§ Data records
"""

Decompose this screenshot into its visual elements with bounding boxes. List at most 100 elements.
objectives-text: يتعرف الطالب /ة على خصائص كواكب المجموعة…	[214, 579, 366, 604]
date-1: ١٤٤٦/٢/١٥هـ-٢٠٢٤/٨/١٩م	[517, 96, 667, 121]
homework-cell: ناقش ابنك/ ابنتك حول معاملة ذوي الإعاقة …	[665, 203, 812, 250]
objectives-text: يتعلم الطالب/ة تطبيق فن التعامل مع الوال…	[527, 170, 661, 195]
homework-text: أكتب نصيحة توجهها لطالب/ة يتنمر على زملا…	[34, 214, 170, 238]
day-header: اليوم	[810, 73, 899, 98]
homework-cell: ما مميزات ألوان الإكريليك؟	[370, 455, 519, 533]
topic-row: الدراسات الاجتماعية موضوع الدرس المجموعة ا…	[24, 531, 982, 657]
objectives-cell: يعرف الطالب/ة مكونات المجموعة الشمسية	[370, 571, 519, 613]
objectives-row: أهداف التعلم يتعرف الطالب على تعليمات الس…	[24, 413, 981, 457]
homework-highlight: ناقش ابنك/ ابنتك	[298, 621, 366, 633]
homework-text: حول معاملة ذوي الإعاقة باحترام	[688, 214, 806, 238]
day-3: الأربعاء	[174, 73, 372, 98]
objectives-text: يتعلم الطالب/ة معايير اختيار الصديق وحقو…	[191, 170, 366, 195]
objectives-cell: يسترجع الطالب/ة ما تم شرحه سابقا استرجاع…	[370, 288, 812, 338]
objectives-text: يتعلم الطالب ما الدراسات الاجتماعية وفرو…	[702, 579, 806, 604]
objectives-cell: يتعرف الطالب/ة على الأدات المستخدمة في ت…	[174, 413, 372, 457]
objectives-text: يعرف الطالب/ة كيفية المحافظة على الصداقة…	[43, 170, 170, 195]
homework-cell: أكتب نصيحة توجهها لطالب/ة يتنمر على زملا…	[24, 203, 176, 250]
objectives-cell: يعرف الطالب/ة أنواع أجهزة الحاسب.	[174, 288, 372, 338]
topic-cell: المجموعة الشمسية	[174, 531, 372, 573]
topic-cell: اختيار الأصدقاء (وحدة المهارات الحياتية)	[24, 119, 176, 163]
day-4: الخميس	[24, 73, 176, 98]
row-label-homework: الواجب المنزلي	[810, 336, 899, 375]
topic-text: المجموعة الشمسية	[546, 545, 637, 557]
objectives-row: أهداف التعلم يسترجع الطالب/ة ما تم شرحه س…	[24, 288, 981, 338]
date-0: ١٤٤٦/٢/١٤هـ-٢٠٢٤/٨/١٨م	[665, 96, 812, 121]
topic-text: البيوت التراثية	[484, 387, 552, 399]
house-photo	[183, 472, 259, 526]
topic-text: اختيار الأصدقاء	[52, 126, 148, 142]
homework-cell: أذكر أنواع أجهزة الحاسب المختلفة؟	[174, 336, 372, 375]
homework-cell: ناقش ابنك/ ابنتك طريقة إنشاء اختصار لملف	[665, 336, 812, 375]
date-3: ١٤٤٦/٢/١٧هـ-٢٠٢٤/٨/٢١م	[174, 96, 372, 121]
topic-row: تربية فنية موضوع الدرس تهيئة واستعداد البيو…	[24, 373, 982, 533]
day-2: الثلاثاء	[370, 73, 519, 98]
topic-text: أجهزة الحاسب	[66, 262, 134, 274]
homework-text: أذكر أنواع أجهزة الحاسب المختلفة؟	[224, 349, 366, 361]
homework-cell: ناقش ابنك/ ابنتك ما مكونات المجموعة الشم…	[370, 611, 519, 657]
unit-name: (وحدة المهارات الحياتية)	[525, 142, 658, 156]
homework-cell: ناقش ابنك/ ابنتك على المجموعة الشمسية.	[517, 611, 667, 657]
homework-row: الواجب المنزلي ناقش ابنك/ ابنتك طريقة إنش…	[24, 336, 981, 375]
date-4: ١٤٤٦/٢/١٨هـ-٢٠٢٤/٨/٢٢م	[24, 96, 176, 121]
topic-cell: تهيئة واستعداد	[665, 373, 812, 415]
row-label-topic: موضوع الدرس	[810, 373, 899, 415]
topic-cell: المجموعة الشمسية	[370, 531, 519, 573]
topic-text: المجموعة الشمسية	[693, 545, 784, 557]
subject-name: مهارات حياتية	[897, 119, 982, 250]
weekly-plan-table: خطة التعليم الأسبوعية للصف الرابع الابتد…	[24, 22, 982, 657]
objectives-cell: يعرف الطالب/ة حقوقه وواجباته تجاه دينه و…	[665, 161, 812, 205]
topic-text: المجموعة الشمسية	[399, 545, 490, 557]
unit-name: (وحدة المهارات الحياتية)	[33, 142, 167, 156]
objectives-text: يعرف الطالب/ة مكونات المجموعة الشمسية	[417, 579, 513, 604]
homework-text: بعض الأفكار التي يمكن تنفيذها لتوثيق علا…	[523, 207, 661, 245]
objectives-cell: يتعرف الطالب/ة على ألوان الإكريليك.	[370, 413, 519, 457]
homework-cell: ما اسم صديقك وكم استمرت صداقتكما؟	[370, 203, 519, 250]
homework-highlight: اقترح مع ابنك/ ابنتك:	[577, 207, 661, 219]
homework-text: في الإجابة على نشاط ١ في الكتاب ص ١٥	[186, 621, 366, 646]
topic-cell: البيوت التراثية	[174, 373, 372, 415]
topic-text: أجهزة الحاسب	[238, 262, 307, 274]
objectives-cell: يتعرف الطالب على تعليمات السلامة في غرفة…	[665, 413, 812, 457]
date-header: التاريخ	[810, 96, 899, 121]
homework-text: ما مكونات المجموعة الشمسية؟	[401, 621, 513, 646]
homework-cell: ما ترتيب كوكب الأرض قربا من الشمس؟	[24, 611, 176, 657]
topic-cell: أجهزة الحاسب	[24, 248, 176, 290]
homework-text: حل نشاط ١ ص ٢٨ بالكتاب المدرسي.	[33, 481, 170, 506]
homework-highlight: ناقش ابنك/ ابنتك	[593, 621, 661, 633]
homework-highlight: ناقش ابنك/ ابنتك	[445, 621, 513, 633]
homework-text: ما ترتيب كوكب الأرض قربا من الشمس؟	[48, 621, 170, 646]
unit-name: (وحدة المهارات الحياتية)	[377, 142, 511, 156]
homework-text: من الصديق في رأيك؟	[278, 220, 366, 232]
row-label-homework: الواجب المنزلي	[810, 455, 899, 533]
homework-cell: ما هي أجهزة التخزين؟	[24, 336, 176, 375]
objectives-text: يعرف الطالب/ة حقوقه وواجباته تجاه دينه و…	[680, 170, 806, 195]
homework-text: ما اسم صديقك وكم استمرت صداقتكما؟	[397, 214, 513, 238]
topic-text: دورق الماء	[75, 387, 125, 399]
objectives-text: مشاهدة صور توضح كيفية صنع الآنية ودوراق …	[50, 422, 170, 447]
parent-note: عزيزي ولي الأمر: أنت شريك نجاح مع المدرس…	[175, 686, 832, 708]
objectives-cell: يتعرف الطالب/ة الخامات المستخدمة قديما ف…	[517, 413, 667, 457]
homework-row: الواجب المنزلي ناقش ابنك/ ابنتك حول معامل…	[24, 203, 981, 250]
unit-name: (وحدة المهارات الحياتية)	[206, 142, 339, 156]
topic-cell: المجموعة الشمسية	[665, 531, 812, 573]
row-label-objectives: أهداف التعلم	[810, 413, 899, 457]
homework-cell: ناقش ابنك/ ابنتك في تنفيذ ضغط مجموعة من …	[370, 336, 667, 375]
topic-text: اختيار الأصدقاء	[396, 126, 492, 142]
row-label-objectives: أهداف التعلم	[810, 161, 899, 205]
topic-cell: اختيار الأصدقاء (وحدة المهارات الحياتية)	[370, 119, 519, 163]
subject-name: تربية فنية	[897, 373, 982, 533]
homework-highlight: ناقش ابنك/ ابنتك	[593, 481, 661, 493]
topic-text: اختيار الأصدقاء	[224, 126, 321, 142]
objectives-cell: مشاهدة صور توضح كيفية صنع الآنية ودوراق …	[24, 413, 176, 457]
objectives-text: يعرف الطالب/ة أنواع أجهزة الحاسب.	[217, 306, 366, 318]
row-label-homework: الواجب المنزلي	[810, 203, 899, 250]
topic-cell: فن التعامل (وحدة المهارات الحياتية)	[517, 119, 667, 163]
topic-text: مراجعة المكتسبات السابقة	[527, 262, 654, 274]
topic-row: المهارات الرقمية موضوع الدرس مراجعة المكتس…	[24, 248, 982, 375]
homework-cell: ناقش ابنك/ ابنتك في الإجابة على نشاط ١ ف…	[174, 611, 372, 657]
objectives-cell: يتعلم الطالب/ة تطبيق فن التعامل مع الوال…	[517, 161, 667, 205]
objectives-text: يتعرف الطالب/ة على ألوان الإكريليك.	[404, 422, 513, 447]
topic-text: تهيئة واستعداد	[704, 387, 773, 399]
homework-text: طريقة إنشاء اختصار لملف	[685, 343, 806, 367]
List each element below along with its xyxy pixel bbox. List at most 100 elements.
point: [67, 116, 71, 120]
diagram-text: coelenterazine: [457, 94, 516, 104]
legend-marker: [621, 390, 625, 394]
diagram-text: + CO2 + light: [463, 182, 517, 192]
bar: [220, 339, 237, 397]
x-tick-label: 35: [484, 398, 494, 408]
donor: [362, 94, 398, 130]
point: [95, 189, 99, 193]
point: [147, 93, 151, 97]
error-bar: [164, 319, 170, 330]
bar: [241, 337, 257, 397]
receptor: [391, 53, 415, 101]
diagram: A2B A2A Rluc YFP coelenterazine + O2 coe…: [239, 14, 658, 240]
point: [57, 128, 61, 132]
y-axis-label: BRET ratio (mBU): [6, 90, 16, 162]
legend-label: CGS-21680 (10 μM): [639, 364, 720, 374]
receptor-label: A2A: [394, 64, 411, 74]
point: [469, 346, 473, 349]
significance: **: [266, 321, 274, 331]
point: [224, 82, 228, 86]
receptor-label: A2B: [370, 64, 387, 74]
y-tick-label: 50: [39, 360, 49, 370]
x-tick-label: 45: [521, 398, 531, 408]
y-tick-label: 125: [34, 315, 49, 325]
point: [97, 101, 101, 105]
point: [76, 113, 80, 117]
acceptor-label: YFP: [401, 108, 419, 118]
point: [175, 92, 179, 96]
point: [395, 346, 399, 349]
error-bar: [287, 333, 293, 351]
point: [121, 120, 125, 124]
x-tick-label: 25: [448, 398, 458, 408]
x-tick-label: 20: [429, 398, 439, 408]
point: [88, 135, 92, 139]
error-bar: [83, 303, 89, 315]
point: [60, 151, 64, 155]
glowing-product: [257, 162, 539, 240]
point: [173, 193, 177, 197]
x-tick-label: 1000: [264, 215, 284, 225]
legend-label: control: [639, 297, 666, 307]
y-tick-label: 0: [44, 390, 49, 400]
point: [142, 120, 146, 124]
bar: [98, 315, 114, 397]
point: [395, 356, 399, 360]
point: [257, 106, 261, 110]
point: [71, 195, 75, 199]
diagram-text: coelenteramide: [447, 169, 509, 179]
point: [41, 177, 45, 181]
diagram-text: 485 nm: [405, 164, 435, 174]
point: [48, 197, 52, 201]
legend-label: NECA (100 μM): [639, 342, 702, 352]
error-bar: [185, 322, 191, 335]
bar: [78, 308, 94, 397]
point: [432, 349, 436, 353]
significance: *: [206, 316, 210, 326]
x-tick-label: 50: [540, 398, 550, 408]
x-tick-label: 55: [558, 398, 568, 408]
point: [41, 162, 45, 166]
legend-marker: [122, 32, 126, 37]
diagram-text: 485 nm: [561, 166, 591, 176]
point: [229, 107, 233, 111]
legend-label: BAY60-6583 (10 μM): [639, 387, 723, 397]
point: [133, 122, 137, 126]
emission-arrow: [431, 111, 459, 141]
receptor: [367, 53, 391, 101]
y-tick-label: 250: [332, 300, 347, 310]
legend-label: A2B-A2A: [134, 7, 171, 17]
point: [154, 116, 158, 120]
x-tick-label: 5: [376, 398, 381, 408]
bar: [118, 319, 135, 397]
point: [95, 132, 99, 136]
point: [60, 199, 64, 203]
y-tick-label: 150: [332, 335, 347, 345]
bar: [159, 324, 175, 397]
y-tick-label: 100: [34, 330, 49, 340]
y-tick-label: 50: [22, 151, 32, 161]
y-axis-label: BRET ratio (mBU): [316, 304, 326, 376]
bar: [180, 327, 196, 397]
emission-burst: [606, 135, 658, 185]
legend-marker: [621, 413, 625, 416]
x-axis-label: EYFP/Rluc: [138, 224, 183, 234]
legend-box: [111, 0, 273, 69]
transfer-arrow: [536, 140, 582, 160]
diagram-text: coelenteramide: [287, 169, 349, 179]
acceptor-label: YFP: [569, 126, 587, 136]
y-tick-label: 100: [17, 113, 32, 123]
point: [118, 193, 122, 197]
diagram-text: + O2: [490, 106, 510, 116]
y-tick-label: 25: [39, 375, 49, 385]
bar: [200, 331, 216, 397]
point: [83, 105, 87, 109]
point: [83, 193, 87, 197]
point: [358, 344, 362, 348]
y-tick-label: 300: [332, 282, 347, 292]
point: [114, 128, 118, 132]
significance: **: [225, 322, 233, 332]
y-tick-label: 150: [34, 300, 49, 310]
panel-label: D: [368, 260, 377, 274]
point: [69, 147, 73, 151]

"""

Write out the entries word for word, starting from the very first line and ending with the line that contains "homework-text: أكتب نصيحة", both included.

§ ANSWER TO THIS TASK
Decompose this screenshot into its visual elements with bounding boxes. List at most 100 elements.
objectives-text: يتعرف الطالب /ة على خصائص كواكب المجموعة…	[214, 579, 366, 604]
date-1: ١٤٤٦/٢/١٥هـ-٢٠٢٤/٨/١٩م	[517, 96, 667, 121]
homework-cell: ناقش ابنك/ ابنتك حول معاملة ذوي الإعاقة …	[665, 203, 812, 250]
objectives-text: يتعلم الطالب/ة تطبيق فن التعامل مع الوال…	[527, 170, 661, 195]
homework-text: أكتب نصيحة توجهها لطالب/ة يتنمر على زملا…	[34, 214, 170, 238]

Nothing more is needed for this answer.